Dataset records:
* BEGIN *

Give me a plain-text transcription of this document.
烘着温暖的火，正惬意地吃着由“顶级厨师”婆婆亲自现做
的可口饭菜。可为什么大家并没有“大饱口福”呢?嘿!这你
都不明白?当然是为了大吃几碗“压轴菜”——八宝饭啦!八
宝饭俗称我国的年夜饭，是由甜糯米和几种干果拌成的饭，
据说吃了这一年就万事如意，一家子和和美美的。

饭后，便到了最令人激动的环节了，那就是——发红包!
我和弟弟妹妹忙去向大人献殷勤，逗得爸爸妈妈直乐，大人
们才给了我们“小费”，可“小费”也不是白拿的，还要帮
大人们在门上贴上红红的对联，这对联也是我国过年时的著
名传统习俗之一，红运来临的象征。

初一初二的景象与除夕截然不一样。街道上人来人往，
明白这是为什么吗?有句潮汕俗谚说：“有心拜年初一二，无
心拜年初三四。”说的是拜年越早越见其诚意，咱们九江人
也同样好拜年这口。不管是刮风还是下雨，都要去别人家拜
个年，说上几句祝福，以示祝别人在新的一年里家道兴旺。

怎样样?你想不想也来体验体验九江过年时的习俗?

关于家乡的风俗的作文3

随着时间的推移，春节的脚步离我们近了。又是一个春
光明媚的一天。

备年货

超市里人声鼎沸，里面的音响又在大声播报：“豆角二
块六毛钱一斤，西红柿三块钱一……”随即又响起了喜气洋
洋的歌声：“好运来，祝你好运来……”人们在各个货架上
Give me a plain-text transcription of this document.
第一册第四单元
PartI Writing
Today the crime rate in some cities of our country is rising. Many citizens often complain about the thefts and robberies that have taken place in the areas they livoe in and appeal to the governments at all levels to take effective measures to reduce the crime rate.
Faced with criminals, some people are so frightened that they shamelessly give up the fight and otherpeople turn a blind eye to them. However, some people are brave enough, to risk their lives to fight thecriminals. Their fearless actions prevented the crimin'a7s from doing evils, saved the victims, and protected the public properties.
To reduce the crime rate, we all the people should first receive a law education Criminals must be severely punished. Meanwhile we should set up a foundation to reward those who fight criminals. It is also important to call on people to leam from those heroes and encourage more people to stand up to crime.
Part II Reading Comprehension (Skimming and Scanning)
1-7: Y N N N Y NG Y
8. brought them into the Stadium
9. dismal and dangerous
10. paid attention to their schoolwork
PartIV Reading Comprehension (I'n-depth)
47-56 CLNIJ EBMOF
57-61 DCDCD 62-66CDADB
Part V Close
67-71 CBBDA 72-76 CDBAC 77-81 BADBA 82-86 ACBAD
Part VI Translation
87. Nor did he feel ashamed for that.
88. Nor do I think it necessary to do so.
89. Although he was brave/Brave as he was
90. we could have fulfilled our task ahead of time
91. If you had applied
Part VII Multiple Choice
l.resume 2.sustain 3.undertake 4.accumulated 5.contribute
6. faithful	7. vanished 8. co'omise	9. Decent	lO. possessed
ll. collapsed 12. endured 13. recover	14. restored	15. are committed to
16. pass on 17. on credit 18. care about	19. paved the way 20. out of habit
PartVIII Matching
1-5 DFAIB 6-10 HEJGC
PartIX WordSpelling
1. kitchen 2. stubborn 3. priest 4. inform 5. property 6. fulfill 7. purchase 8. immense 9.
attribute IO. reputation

* END *

*TASK INSTRUCTIONS:* Copy out every line from the material above in which the word "crime" appears.

*SOLUTION FOR THIS EXERCISE:*
Today the crime rate in some cities of our country is rising. Many citizens often complain about the thefts and robberies that have taken place in the areas they livoe in and appeal to the governments at all levels to take effective measures to reduce the crime rate.
To reduce the crime rate, we all the people should first receive a law education Criminals must be severely punished. Meanwhile we should set up a foundation to reward those who fight criminals. It is also important to call on people to leam from those heroes and encourage more people to stand up to crime.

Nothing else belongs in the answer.